→ **Exercise**: Pull out every line with the word "Victoria" from the entries below.

## start Recorded information

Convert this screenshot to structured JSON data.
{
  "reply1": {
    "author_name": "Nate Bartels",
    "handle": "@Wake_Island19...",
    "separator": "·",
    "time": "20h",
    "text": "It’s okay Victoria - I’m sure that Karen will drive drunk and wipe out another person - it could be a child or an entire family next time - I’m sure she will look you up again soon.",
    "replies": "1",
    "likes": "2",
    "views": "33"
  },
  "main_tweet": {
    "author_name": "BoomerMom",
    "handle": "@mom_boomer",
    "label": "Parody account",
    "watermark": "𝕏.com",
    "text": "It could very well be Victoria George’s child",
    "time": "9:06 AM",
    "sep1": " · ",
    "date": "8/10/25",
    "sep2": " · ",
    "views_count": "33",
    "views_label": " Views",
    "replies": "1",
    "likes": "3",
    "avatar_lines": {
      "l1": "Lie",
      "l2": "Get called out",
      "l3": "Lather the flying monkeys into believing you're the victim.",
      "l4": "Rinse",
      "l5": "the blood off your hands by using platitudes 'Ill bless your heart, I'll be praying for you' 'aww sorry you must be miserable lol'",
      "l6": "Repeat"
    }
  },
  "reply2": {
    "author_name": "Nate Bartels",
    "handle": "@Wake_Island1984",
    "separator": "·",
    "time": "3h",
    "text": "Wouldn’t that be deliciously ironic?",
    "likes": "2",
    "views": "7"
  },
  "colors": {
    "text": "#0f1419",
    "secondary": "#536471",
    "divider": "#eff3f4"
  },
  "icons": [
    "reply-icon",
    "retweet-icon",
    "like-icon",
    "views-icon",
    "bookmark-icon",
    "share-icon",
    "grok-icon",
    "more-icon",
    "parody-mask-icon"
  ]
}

## end Recorded information

→ **The reply**:
    "text": "It’s okay Victoria - I’m sure that Karen will drive drunk and wipe out another person - it could be a child or an entire family next time - I’m sure she will look you up again soon.",
    "text": "It could very well be Victoria George’s child",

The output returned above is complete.